# WHAT IS ASKED:
Look for "этого" in the listing below. Gather each line that contains it.

↓↓↓

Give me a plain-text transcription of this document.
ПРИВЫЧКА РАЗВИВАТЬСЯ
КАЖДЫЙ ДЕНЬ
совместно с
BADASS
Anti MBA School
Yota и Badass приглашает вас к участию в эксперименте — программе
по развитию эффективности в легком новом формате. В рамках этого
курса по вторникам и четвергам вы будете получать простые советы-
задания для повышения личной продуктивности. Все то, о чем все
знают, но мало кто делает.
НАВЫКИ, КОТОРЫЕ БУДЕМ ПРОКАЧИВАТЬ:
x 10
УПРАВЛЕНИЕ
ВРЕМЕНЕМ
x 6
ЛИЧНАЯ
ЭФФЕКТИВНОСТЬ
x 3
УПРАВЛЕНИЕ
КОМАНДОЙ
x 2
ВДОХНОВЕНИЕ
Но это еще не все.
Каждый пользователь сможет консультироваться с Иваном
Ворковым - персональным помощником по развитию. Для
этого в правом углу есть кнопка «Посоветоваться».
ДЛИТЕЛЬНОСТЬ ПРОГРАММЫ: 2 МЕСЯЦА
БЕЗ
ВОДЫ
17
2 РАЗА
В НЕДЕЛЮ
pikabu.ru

↑↑↑

# TASK SOLUTION:
по развитию эффективности в легком новом формате. В рамках этого
этого в правом углу есть кнопка «Посоветоваться».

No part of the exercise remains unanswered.